======== MATERIAL TO PROCESS ========

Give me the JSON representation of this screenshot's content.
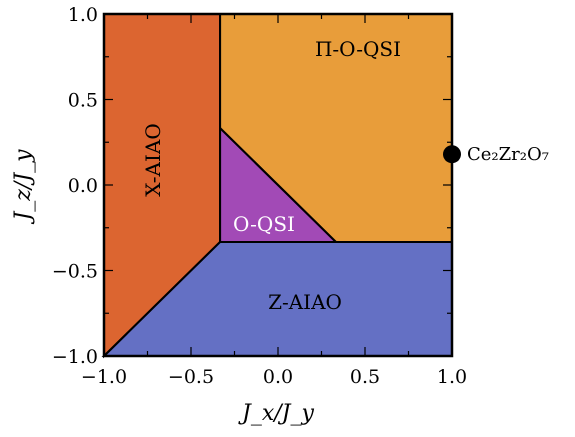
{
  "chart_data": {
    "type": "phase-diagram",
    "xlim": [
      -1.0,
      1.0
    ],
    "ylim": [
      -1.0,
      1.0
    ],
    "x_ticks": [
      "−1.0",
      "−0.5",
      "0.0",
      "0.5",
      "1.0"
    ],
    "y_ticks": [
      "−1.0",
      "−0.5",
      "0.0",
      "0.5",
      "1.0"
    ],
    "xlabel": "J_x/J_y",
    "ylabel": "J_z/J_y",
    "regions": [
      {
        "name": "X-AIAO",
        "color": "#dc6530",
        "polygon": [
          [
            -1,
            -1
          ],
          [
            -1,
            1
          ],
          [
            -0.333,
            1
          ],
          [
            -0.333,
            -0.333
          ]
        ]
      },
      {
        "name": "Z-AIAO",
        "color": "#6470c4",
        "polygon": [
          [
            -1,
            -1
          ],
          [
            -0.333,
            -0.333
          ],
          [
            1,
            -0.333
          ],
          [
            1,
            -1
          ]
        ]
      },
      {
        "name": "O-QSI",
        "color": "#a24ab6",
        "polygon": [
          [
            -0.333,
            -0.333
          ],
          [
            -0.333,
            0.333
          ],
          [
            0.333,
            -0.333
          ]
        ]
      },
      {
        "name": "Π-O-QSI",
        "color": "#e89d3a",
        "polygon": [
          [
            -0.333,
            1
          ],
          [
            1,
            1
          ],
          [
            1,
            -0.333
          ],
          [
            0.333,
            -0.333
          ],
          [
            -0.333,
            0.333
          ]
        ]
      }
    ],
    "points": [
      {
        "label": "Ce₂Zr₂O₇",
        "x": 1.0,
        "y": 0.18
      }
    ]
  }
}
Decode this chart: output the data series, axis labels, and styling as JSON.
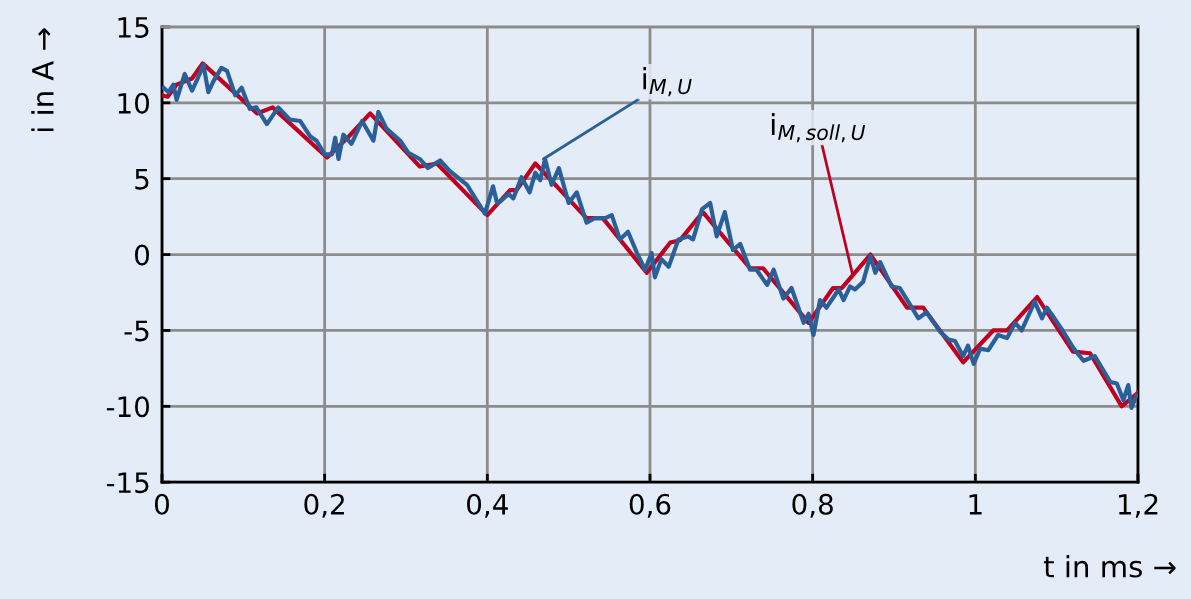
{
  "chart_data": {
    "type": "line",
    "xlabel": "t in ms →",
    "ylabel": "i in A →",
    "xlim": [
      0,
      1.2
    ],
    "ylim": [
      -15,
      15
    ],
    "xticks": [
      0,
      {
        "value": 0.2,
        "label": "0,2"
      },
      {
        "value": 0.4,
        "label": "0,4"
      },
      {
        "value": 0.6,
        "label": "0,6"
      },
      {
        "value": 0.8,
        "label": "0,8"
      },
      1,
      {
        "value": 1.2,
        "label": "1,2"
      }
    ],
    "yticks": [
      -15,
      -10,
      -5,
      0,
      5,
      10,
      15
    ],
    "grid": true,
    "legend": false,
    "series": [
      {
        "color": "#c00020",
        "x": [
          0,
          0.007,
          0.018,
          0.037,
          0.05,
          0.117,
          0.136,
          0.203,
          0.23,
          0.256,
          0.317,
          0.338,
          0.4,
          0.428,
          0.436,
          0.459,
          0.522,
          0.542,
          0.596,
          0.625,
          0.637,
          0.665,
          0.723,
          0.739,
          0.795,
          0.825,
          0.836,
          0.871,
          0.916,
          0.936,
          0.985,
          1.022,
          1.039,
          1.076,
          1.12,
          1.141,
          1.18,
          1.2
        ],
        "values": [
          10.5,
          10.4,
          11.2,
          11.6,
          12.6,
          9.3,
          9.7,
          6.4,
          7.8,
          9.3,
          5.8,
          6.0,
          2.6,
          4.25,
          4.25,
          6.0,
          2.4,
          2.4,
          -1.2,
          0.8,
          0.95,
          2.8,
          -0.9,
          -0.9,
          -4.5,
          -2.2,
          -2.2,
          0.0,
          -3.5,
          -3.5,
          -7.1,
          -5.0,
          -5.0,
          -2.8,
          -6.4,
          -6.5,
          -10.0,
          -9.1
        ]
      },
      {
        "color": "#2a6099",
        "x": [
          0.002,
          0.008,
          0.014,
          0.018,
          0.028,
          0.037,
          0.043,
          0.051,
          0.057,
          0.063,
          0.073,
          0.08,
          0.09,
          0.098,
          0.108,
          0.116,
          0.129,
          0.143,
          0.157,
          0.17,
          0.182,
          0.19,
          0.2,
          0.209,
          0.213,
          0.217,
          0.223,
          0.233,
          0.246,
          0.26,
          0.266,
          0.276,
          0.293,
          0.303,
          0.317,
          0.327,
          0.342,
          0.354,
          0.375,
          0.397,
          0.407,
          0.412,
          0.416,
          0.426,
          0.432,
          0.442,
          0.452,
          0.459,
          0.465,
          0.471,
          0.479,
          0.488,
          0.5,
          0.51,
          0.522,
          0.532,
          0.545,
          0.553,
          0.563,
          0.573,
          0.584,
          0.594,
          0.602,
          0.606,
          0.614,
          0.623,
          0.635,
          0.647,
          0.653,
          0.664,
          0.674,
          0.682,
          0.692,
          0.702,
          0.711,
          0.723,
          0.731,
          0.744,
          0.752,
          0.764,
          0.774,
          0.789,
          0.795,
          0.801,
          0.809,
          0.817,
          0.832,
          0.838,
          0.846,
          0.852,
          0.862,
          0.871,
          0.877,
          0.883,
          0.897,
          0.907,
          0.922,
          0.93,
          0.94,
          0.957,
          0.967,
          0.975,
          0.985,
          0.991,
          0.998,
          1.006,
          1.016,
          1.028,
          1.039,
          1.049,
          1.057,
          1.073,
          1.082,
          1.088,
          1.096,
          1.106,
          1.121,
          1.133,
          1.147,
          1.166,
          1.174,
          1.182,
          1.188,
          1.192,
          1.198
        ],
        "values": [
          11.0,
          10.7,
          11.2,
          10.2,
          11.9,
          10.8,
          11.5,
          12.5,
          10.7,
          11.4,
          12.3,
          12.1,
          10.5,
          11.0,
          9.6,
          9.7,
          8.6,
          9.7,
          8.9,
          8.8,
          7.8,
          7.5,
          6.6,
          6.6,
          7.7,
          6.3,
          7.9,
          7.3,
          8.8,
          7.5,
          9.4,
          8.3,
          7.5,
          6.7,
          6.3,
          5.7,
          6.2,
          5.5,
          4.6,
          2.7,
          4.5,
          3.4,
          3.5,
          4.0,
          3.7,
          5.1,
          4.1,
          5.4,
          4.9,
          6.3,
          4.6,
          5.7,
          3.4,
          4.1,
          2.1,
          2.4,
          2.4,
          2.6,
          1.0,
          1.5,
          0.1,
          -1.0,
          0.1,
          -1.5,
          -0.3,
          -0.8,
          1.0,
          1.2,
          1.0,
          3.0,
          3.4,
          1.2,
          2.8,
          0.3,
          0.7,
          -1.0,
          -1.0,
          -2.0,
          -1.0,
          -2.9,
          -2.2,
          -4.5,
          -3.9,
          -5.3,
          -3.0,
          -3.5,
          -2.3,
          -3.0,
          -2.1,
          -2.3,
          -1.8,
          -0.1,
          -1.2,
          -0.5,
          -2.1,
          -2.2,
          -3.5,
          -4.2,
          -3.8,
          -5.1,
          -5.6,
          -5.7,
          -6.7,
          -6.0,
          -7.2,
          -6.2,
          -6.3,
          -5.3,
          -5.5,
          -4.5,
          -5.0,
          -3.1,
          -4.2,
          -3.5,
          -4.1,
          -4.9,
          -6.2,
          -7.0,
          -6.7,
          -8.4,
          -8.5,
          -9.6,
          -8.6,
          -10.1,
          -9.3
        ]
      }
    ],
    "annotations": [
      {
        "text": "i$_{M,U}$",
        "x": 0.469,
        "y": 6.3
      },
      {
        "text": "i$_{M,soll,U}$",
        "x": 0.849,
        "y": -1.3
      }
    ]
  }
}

========

#### GIVEN INSTRUCTION
Transcribe each entry above exactly, apart from the pictures.

#### RESPONSE TO THE EXERCISE
Give me the JSON representation of this screenshot's content.
{
  "chart_data": {
    "type": "phase-diagram",
    "xlim": [
      -1.0,
      1.0
    ],
    "ylim": [
      -1.0,
      1.0
    ],
    "x_ticks": [
      "−1.0",
      "−0.5",
      "0.0",
      "0.5",
      "1.0"
    ],
    "y_ticks": [
      "−1.0",
      "−0.5",
      "0.0",
      "0.5",
      "1.0"
    ],
    "xlabel": "J_x/J_y",
    "ylabel": "J_z/J_y",
    "regions": [
      {
        "name": "X-AIAO",
        "color": "#dc6530",
        "polygon": [
          [
            -1,
            -1
          ],
          [
            -1,
            1
          ],
          [
            -0.333,
            1
          ],
          [
            -0.333,
            -0.333
          ]
        ]
      },
      {
        "name": "Z-AIAO",
        "color": "#6470c4",
        "polygon": [
          [
            -1,
            -1
          ],
          [
            -0.333,
            -0.333
          ],
          [
            1,
            -0.333
          ],
          [
            1,
            -1
          ]
        ]
      },
      {
        "name": "O-QSI",
        "color": "#a24ab6",
        "polygon": [
          [
            -0.333,
            -0.333
          ],
          [
            -0.333,
            0.333
          ],
          [
            0.333,
            -0.333
          ]
        ]
      },
      {
        "name": "Π-O-QSI",
        "color": "#e89d3a",
        "polygon": [
          [
            -0.333,
            1
          ],
          [
            1,
            1
          ],
          [
            1,
            -0.333
          ],
          [
            0.333,
            -0.333
          ],
          [
            -0.333,
            0.333
          ]
        ]
      }
    ],
    "points": [
      {
        "label": "Ce₂Zr₂O₇",
        "x": 1.0,
        "y": 0.18
      }
    ]
  }
}
Decode this chart: output the data series, axis labels, and styling as JSON.
{
  "chart_data": {
    "type": "line",
    "xlabel": "t in ms →",
    "ylabel": "i in A →",
    "xlim": [
      0,
      1.2
    ],
    "ylim": [
      -15,
      15
    ],
    "xticks": [
      0,
      {
        "value": 0.2,
        "label": "0,2"
      },
      {
        "value": 0.4,
        "label": "0,4"
      },
      {
        "value": 0.6,
        "label": "0,6"
      },
      {
        "value": 0.8,
        "label": "0,8"
      },
      1,
      {
        "value": 1.2,
        "label": "1,2"
      }
    ],
    "yticks": [
      -15,
      -10,
      -5,
      0,
      5,
      10,
      15
    ],
    "grid": true,
    "legend": false,
    "series": [
      {
        "color": "#c00020",
        "x": [
          0,
          0.007,
          0.018,
          0.037,
          0.05,
          0.117,
          0.136,
          0.203,
          0.23,
          0.256,
          0.317,
          0.338,
          0.4,
          0.428,
          0.436,
          0.459,
          0.522,
          0.542,
          0.596,
          0.625,
          0.637,
          0.665,
          0.723,
          0.739,
          0.795,
          0.825,
          0.836,
          0.871,
          0.916,
          0.936,
          0.985,
          1.022,
          1.039,
          1.076,
          1.12,
          1.141,
          1.18,
          1.2
        ],
        "values": [
          10.5,
          10.4,
          11.2,
          11.6,
          12.6,
          9.3,
          9.7,
          6.4,
          7.8,
          9.3,
          5.8,
          6.0,
          2.6,
          4.25,
          4.25,
          6.0,
          2.4,
          2.4,
          -1.2,
          0.8,
          0.95,
          2.8,
          -0.9,
          -0.9,
          -4.5,
          -2.2,
          -2.2,
          0.0,
          -3.5,
          -3.5,
          -7.1,
          -5.0,
          -5.0,
          -2.8,
          -6.4,
          -6.5,
          -10.0,
          -9.1
        ]
      },
      {
        "color": "#2a6099",
        "x": [
          0.002,
          0.008,
          0.014,
          0.018,
          0.028,
          0.037,
          0.043,
          0.051,
          0.057,
          0.063,
          0.073,
          0.08,
          0.09,
          0.098,
          0.108,
          0.116,
          0.129,
          0.143,
          0.157,
          0.17,
          0.182,
          0.19,
          0.2,
          0.209,
          0.213,
          0.217,
          0.223,
          0.233,
          0.246,
          0.26,
          0.266,
          0.276,
          0.293,
          0.303,
          0.317,
          0.327,
          0.342,
          0.354,
          0.375,
          0.397,
          0.407,
          0.412,
          0.416,
          0.426,
          0.432,
          0.442,
          0.452,
          0.459,
          0.465,
          0.471,
          0.479,
          0.488,
          0.5,
          0.51,
          0.522,
          0.532,
          0.545,
          0.553,
          0.563,
          0.573,
          0.584,
          0.594,
          0.602,
          0.606,
          0.614,
          0.623,
          0.635,
          0.647,
          0.653,
          0.664,
          0.674,
          0.682,
          0.692,
          0.702,
          0.711,
          0.723,
          0.731,
          0.744,
          0.752,
          0.764,
          0.774,
          0.789,
          0.795,
          0.801,
          0.809,
          0.817,
          0.832,
          0.838,
          0.846,
          0.852,
          0.862,
          0.871,
          0.877,
          0.883,
          0.897,
          0.907,
          0.922,
          0.93,
          0.94,
          0.957,
          0.967,
          0.975,
          0.985,
          0.991,
          0.998,
          1.006,
          1.016,
          1.028,
          1.039,
          1.049,
          1.057,
          1.073,
          1.082,
          1.088,
          1.096,
          1.106,
          1.121,
          1.133,
          1.147,
          1.166,
          1.174,
          1.182,
          1.188,
          1.192,
          1.198
        ],
        "values": [
          11.0,
          10.7,
          11.2,
          10.2,
          11.9,
          10.8,
          11.5,
          12.5,
          10.7,
          11.4,
          12.3,
          12.1,
          10.5,
          11.0,
          9.6,
          9.7,
          8.6,
          9.7,
          8.9,
          8.8,
          7.8,
          7.5,
          6.6,
          6.6,
          7.7,
          6.3,
          7.9,
          7.3,
          8.8,
          7.5,
          9.4,
          8.3,
          7.5,
          6.7,
          6.3,
          5.7,
          6.2,
          5.5,
          4.6,
          2.7,
          4.5,
          3.4,
          3.5,
          4.0,
          3.7,
          5.1,
          4.1,
          5.4,
          4.9,
          6.3,
          4.6,
          5.7,
          3.4,
          4.1,
          2.1,
          2.4,
          2.4,
          2.6,
          1.0,
          1.5,
          0.1,
          -1.0,
          0.1,
          -1.5,
          -0.3,
          -0.8,
          1.0,
          1.2,
          1.0,
          3.0,
          3.4,
          1.2,
          2.8,
          0.3,
          0.7,
          -1.0,
          -1.0,
          -2.0,
          -1.0,
          -2.9,
          -2.2,
          -4.5,
          -3.9,
          -5.3,
          -3.0,
          -3.5,
          -2.3,
          -3.0,
          -2.1,
          -2.3,
          -1.8,
          -0.1,
          -1.2,
          -0.5,
          -2.1,
          -2.2,
          -3.5,
          -4.2,
          -3.8,
          -5.1,
          -5.6,
          -5.7,
          -6.7,
          -6.0,
          -7.2,
          -6.2,
          -6.3,
          -5.3,
          -5.5,
          -4.5,
          -5.0,
          -3.1,
          -4.2,
          -3.5,
          -4.1,
          -4.9,
          -6.2,
          -7.0,
          -6.7,
          -8.4,
          -8.5,
          -9.6,
          -8.6,
          -10.1,
          -9.3
        ]
      }
    ],
    "annotations": [
      {
        "text": "i$_{M,U}$",
        "x": 0.469,
        "y": 6.3
      },
      {
        "text": "i$_{M,soll,U}$",
        "x": 0.849,
        "y": -1.3
      }
    ]
  }
}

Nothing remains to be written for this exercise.